** RECORDS PROVIDED **
- - - - -
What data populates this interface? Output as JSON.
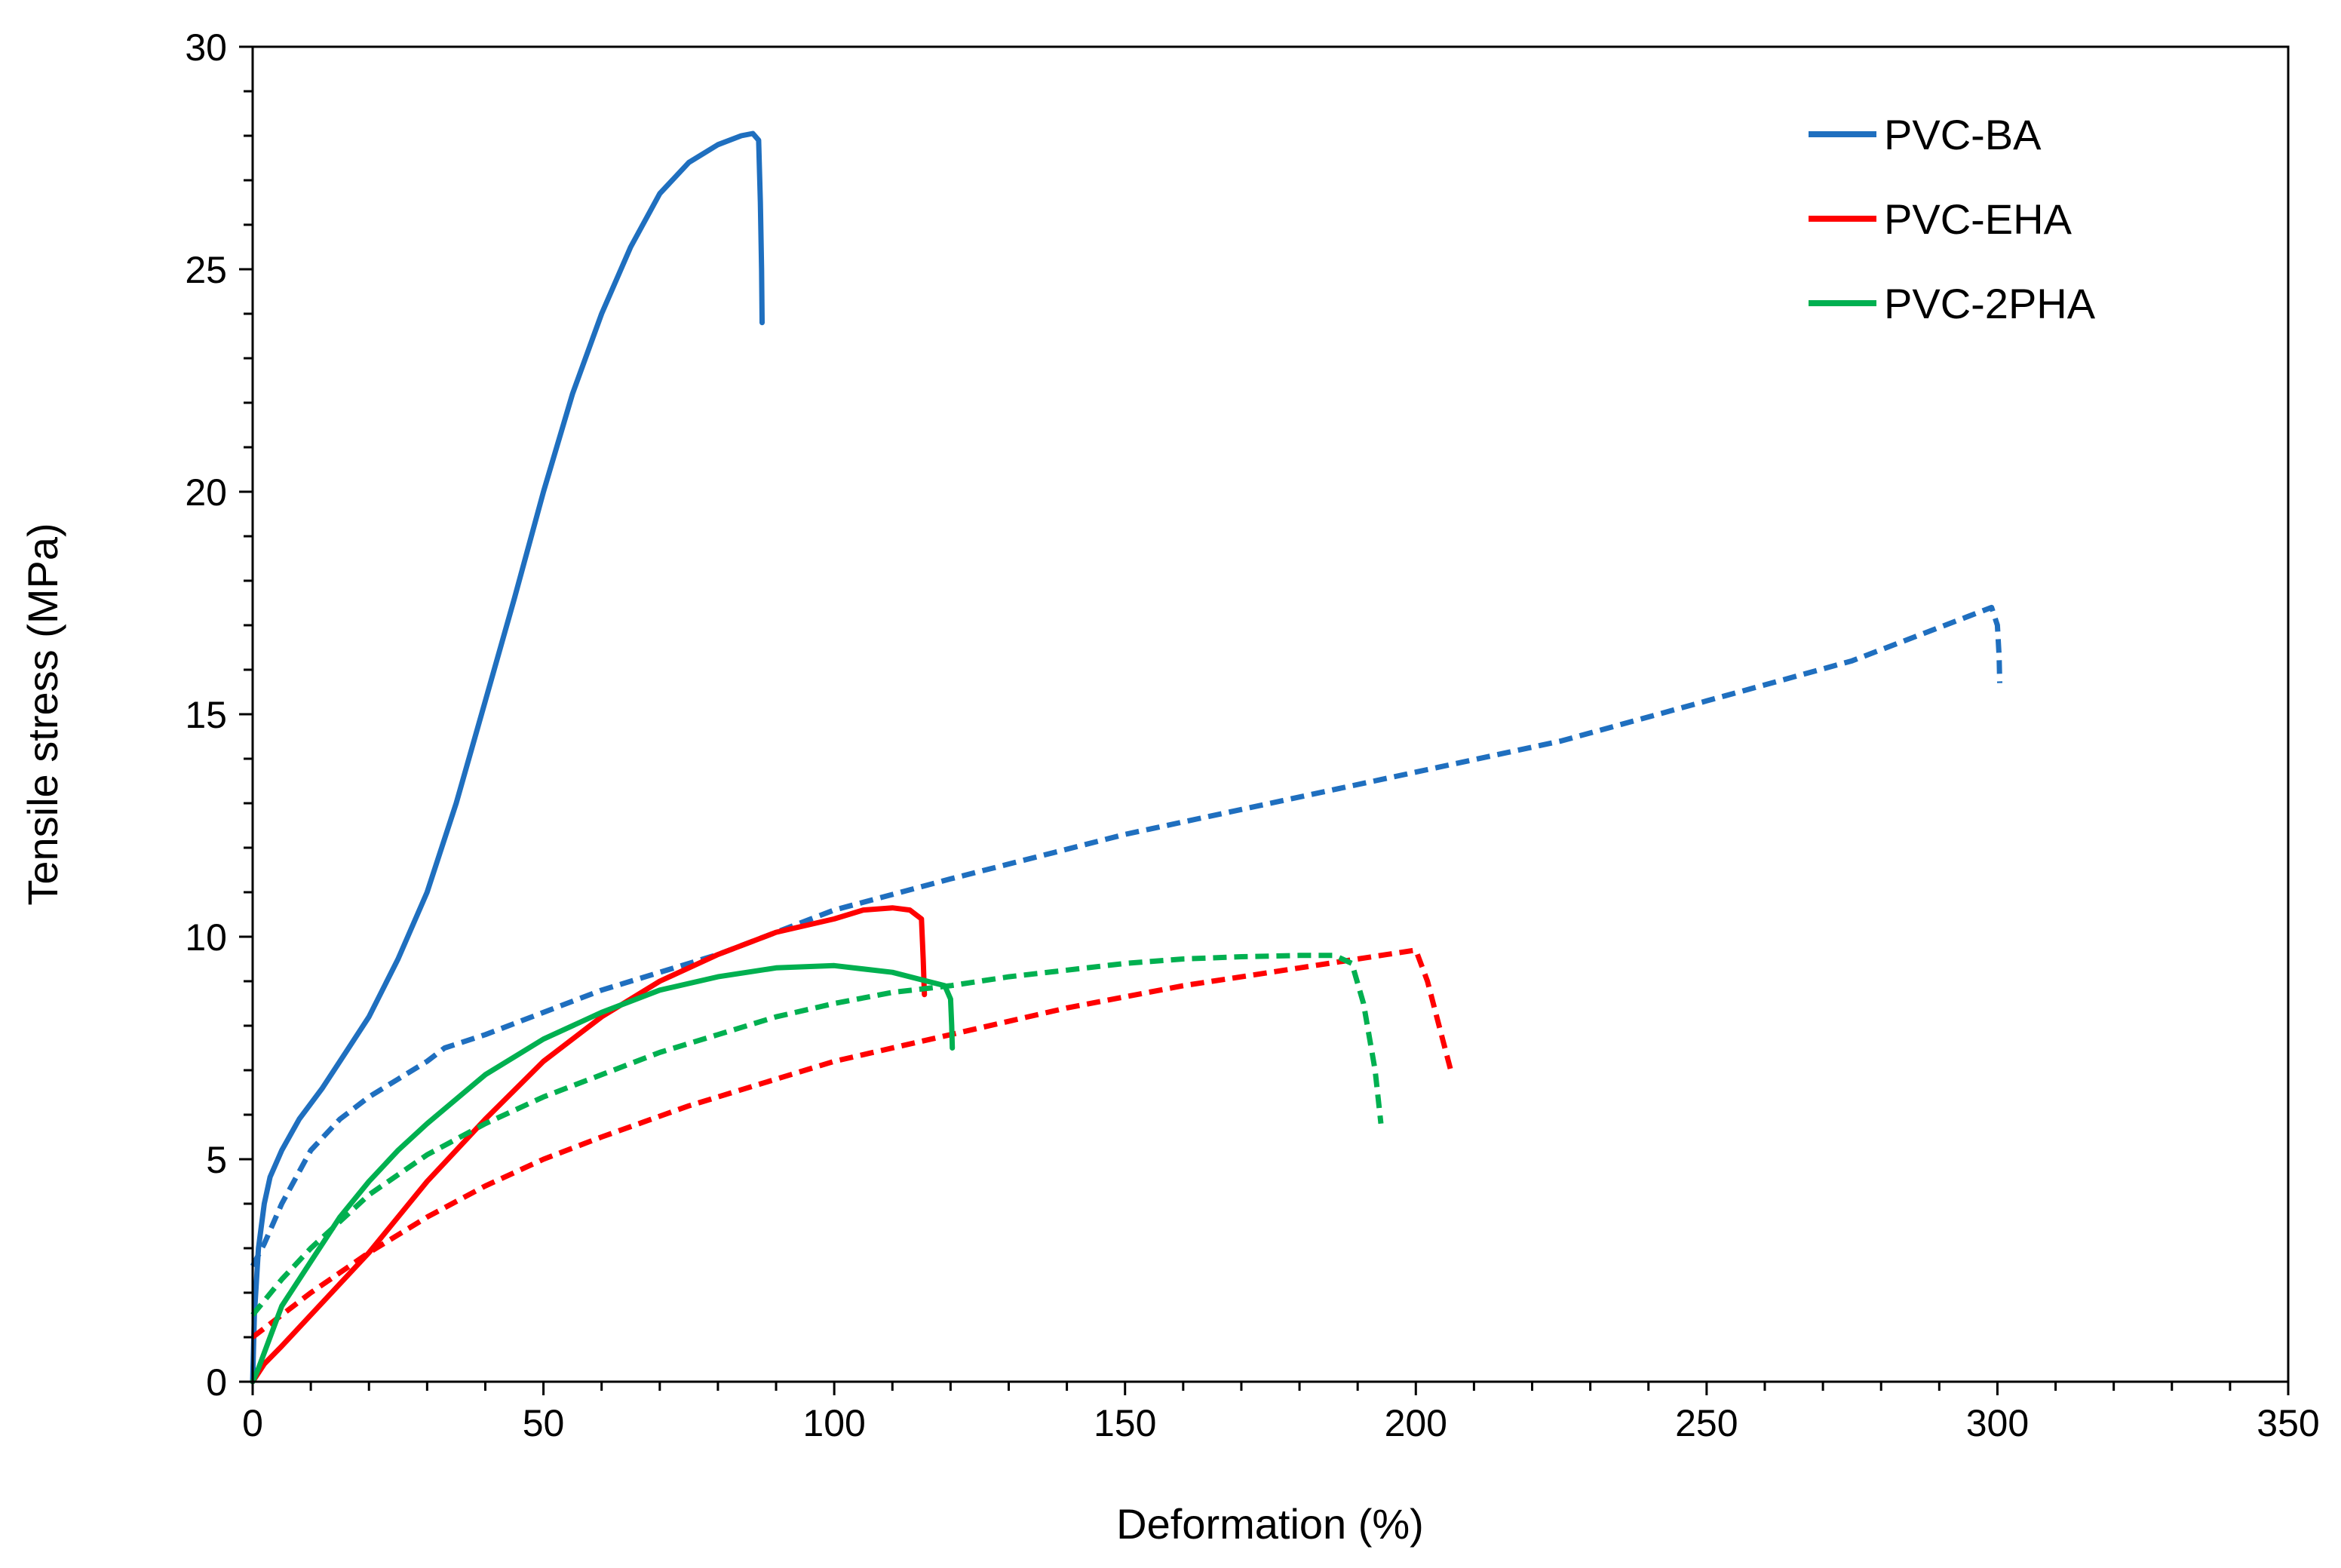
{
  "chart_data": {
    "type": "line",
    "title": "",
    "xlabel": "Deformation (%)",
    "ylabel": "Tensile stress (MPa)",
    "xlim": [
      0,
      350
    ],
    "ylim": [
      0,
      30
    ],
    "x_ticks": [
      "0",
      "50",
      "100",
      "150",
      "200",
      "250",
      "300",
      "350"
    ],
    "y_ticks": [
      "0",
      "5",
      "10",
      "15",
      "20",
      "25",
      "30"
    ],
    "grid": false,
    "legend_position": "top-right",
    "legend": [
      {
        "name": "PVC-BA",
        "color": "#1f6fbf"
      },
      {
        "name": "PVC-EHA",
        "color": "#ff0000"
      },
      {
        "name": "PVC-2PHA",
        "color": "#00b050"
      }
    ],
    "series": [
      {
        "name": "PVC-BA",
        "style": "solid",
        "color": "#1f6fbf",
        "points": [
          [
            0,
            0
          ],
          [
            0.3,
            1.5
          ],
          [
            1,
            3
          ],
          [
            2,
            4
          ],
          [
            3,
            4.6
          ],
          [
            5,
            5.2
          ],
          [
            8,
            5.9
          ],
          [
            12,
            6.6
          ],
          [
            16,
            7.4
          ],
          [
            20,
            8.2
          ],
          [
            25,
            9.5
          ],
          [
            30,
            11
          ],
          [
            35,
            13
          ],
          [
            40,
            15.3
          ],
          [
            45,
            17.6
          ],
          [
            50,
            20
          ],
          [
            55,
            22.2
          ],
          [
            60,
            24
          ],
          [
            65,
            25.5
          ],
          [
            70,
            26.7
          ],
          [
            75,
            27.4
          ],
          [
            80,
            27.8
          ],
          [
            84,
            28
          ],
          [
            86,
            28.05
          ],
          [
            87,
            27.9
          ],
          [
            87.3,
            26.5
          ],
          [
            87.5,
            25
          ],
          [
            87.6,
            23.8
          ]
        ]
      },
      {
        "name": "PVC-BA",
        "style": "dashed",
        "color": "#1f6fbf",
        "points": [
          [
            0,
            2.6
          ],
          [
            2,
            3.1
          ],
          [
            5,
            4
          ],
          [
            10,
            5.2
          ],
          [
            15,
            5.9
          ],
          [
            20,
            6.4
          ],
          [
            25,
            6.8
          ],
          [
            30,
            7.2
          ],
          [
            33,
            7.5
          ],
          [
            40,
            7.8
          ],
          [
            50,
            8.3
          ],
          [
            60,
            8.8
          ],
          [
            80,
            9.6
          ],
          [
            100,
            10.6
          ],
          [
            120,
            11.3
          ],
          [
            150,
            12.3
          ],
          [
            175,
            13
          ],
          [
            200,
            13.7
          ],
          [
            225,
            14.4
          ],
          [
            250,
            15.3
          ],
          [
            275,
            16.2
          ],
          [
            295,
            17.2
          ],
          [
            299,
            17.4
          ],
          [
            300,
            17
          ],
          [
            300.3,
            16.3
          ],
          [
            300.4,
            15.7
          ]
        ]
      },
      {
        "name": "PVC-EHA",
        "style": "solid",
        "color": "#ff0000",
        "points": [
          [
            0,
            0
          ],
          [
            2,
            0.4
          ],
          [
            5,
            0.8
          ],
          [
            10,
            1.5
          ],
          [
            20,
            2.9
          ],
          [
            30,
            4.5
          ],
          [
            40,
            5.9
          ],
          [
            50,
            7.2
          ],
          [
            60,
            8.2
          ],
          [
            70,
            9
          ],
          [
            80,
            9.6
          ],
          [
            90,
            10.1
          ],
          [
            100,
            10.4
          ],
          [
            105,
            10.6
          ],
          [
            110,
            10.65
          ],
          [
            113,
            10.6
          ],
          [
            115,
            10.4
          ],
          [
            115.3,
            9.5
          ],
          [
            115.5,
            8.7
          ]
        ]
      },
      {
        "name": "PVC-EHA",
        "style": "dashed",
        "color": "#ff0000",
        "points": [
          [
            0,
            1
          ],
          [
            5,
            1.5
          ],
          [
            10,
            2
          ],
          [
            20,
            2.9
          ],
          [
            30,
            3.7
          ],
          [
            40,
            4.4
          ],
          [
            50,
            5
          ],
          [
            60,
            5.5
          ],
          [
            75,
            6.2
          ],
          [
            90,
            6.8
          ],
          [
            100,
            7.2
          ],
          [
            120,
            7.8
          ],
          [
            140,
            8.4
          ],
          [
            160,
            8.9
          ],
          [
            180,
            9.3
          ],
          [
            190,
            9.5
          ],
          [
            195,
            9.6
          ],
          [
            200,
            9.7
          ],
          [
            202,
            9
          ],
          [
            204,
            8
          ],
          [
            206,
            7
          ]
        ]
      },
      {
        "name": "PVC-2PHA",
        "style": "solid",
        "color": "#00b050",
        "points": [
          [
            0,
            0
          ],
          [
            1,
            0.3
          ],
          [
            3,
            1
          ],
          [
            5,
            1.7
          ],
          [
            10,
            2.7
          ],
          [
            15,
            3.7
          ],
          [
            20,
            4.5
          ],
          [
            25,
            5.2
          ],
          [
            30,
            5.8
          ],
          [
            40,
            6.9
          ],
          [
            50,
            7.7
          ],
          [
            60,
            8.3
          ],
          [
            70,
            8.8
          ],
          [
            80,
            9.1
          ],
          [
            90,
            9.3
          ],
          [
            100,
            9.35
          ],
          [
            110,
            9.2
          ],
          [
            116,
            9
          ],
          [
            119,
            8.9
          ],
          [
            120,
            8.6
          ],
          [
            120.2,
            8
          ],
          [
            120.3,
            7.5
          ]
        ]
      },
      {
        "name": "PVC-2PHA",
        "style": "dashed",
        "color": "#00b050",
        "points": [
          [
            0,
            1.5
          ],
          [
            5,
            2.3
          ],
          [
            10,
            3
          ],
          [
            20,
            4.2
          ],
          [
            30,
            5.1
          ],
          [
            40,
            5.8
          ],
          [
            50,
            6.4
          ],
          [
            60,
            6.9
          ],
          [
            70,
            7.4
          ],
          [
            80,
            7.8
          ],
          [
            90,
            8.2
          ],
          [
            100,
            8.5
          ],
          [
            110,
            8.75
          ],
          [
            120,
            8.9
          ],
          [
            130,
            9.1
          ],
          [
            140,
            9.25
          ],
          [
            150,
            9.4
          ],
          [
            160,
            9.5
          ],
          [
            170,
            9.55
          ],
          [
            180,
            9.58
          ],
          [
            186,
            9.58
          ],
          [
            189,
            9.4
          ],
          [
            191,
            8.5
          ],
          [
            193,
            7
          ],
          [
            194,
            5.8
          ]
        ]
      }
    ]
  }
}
- - - - -
** DO THIS **
Restate the whole listing above exactly, except for its images.

** RESULT OF THIS TASK **
What data populates this interface? Output as JSON.
{
  "chart_data": {
    "type": "line",
    "title": "",
    "xlabel": "Deformation (%)",
    "ylabel": "Tensile stress (MPa)",
    "xlim": [
      0,
      350
    ],
    "ylim": [
      0,
      30
    ],
    "x_ticks": [
      "0",
      "50",
      "100",
      "150",
      "200",
      "250",
      "300",
      "350"
    ],
    "y_ticks": [
      "0",
      "5",
      "10",
      "15",
      "20",
      "25",
      "30"
    ],
    "grid": false,
    "legend_position": "top-right",
    "legend": [
      {
        "name": "PVC-BA",
        "color": "#1f6fbf"
      },
      {
        "name": "PVC-EHA",
        "color": "#ff0000"
      },
      {
        "name": "PVC-2PHA",
        "color": "#00b050"
      }
    ],
    "series": [
      {
        "name": "PVC-BA",
        "style": "solid",
        "color": "#1f6fbf",
        "points": [
          [
            0,
            0
          ],
          [
            0.3,
            1.5
          ],
          [
            1,
            3
          ],
          [
            2,
            4
          ],
          [
            3,
            4.6
          ],
          [
            5,
            5.2
          ],
          [
            8,
            5.9
          ],
          [
            12,
            6.6
          ],
          [
            16,
            7.4
          ],
          [
            20,
            8.2
          ],
          [
            25,
            9.5
          ],
          [
            30,
            11
          ],
          [
            35,
            13
          ],
          [
            40,
            15.3
          ],
          [
            45,
            17.6
          ],
          [
            50,
            20
          ],
          [
            55,
            22.2
          ],
          [
            60,
            24
          ],
          [
            65,
            25.5
          ],
          [
            70,
            26.7
          ],
          [
            75,
            27.4
          ],
          [
            80,
            27.8
          ],
          [
            84,
            28
          ],
          [
            86,
            28.05
          ],
          [
            87,
            27.9
          ],
          [
            87.3,
            26.5
          ],
          [
            87.5,
            25
          ],
          [
            87.6,
            23.8
          ]
        ]
      },
      {
        "name": "PVC-BA",
        "style": "dashed",
        "color": "#1f6fbf",
        "points": [
          [
            0,
            2.6
          ],
          [
            2,
            3.1
          ],
          [
            5,
            4
          ],
          [
            10,
            5.2
          ],
          [
            15,
            5.9
          ],
          [
            20,
            6.4
          ],
          [
            25,
            6.8
          ],
          [
            30,
            7.2
          ],
          [
            33,
            7.5
          ],
          [
            40,
            7.8
          ],
          [
            50,
            8.3
          ],
          [
            60,
            8.8
          ],
          [
            80,
            9.6
          ],
          [
            100,
            10.6
          ],
          [
            120,
            11.3
          ],
          [
            150,
            12.3
          ],
          [
            175,
            13
          ],
          [
            200,
            13.7
          ],
          [
            225,
            14.4
          ],
          [
            250,
            15.3
          ],
          [
            275,
            16.2
          ],
          [
            295,
            17.2
          ],
          [
            299,
            17.4
          ],
          [
            300,
            17
          ],
          [
            300.3,
            16.3
          ],
          [
            300.4,
            15.7
          ]
        ]
      },
      {
        "name": "PVC-EHA",
        "style": "solid",
        "color": "#ff0000",
        "points": [
          [
            0,
            0
          ],
          [
            2,
            0.4
          ],
          [
            5,
            0.8
          ],
          [
            10,
            1.5
          ],
          [
            20,
            2.9
          ],
          [
            30,
            4.5
          ],
          [
            40,
            5.9
          ],
          [
            50,
            7.2
          ],
          [
            60,
            8.2
          ],
          [
            70,
            9
          ],
          [
            80,
            9.6
          ],
          [
            90,
            10.1
          ],
          [
            100,
            10.4
          ],
          [
            105,
            10.6
          ],
          [
            110,
            10.65
          ],
          [
            113,
            10.6
          ],
          [
            115,
            10.4
          ],
          [
            115.3,
            9.5
          ],
          [
            115.5,
            8.7
          ]
        ]
      },
      {
        "name": "PVC-EHA",
        "style": "dashed",
        "color": "#ff0000",
        "points": [
          [
            0,
            1
          ],
          [
            5,
            1.5
          ],
          [
            10,
            2
          ],
          [
            20,
            2.9
          ],
          [
            30,
            3.7
          ],
          [
            40,
            4.4
          ],
          [
            50,
            5
          ],
          [
            60,
            5.5
          ],
          [
            75,
            6.2
          ],
          [
            90,
            6.8
          ],
          [
            100,
            7.2
          ],
          [
            120,
            7.8
          ],
          [
            140,
            8.4
          ],
          [
            160,
            8.9
          ],
          [
            180,
            9.3
          ],
          [
            190,
            9.5
          ],
          [
            195,
            9.6
          ],
          [
            200,
            9.7
          ],
          [
            202,
            9
          ],
          [
            204,
            8
          ],
          [
            206,
            7
          ]
        ]
      },
      {
        "name": "PVC-2PHA",
        "style": "solid",
        "color": "#00b050",
        "points": [
          [
            0,
            0
          ],
          [
            1,
            0.3
          ],
          [
            3,
            1
          ],
          [
            5,
            1.7
          ],
          [
            10,
            2.7
          ],
          [
            15,
            3.7
          ],
          [
            20,
            4.5
          ],
          [
            25,
            5.2
          ],
          [
            30,
            5.8
          ],
          [
            40,
            6.9
          ],
          [
            50,
            7.7
          ],
          [
            60,
            8.3
          ],
          [
            70,
            8.8
          ],
          [
            80,
            9.1
          ],
          [
            90,
            9.3
          ],
          [
            100,
            9.35
          ],
          [
            110,
            9.2
          ],
          [
            116,
            9
          ],
          [
            119,
            8.9
          ],
          [
            120,
            8.6
          ],
          [
            120.2,
            8
          ],
          [
            120.3,
            7.5
          ]
        ]
      },
      {
        "name": "PVC-2PHA",
        "style": "dashed",
        "color": "#00b050",
        "points": [
          [
            0,
            1.5
          ],
          [
            5,
            2.3
          ],
          [
            10,
            3
          ],
          [
            20,
            4.2
          ],
          [
            30,
            5.1
          ],
          [
            40,
            5.8
          ],
          [
            50,
            6.4
          ],
          [
            60,
            6.9
          ],
          [
            70,
            7.4
          ],
          [
            80,
            7.8
          ],
          [
            90,
            8.2
          ],
          [
            100,
            8.5
          ],
          [
            110,
            8.75
          ],
          [
            120,
            8.9
          ],
          [
            130,
            9.1
          ],
          [
            140,
            9.25
          ],
          [
            150,
            9.4
          ],
          [
            160,
            9.5
          ],
          [
            170,
            9.55
          ],
          [
            180,
            9.58
          ],
          [
            186,
            9.58
          ],
          [
            189,
            9.4
          ],
          [
            191,
            8.5
          ],
          [
            193,
            7
          ],
          [
            194,
            5.8
          ]
        ]
      }
    ]
  }
}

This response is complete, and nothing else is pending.